**INPUT RECORDS**

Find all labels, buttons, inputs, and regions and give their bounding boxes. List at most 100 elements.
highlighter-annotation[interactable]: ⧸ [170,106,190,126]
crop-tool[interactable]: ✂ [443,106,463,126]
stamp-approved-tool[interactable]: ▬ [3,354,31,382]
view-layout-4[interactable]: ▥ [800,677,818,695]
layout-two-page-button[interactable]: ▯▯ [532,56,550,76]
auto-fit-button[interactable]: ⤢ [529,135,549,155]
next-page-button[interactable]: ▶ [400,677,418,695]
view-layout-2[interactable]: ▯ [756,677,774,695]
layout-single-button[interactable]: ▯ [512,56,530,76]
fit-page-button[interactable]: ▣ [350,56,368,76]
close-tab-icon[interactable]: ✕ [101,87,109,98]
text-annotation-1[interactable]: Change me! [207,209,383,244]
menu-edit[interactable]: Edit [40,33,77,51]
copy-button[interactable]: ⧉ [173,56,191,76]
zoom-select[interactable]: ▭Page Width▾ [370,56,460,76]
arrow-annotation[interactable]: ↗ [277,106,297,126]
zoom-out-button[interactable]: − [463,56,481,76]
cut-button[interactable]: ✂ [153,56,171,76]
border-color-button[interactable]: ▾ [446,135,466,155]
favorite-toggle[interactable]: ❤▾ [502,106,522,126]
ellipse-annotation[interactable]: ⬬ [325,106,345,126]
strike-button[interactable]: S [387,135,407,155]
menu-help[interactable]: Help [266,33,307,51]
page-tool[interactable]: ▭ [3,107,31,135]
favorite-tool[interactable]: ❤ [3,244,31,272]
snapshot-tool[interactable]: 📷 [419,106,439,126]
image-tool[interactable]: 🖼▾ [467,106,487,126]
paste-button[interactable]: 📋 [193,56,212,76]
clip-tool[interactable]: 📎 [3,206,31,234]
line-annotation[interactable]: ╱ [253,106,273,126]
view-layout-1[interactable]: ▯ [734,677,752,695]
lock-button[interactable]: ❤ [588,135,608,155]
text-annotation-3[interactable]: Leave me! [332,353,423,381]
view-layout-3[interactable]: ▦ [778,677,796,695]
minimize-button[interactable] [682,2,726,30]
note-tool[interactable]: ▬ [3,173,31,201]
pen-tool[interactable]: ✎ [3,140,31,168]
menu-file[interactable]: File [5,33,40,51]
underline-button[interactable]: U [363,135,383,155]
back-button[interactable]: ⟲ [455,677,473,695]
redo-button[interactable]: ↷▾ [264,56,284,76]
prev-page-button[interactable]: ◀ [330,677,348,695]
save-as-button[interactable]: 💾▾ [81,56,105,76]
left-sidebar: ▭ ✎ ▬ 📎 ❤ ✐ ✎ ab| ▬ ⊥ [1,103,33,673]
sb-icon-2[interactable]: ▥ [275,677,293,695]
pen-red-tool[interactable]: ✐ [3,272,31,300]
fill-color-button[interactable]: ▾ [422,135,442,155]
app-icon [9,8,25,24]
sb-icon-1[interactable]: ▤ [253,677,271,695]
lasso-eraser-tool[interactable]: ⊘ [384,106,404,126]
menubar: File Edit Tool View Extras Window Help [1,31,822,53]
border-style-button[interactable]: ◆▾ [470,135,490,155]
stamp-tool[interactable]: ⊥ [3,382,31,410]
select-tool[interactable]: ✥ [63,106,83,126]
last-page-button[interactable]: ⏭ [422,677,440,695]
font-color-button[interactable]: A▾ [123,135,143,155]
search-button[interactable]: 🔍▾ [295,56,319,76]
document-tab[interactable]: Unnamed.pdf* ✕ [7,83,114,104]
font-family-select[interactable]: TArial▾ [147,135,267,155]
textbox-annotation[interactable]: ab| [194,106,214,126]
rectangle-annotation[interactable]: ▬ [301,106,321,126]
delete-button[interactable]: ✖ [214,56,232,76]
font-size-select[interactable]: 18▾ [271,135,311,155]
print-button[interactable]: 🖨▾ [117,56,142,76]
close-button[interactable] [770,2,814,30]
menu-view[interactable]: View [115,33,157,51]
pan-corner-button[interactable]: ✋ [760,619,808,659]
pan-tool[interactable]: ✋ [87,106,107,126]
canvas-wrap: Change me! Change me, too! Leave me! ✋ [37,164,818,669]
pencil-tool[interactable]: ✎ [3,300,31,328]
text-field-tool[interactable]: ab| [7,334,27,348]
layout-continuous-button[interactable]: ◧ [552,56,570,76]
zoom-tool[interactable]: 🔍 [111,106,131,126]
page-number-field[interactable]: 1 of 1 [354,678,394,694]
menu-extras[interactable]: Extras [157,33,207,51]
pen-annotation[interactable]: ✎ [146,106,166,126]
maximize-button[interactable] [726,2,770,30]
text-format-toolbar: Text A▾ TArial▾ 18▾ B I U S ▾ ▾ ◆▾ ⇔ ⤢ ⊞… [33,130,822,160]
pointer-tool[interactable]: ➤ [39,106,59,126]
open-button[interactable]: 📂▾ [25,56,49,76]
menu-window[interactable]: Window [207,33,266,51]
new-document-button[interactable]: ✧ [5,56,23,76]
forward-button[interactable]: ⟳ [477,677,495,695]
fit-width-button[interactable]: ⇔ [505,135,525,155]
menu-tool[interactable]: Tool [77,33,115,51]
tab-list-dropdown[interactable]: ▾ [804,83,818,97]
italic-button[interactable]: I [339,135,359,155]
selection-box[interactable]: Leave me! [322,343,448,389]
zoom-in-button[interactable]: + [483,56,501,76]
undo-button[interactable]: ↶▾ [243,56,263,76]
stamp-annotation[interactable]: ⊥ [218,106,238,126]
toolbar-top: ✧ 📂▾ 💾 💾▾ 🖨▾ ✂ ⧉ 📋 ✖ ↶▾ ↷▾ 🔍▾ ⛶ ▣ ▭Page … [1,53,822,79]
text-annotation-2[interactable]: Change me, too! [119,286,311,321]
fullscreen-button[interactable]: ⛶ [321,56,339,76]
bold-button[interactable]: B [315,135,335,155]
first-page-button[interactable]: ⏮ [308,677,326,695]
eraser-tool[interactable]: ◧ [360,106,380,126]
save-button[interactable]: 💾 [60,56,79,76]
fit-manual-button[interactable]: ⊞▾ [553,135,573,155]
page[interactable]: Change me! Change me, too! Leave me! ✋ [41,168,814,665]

**STATED GOAL**
Can you reproduce, word for word, everything in the listing from its first line down to the line containing "stamp-approved-tool[interactable]: ▬ [3,354,31,382]", with both ends included?

**EXERCISE RESULT**
Find all labels, buttons, inputs, and regions and give their bounding boxes. List at most 100 elements.
highlighter-annotation[interactable]: ⧸ [170,106,190,126]
crop-tool[interactable]: ✂ [443,106,463,126]
stamp-approved-tool[interactable]: ▬ [3,354,31,382]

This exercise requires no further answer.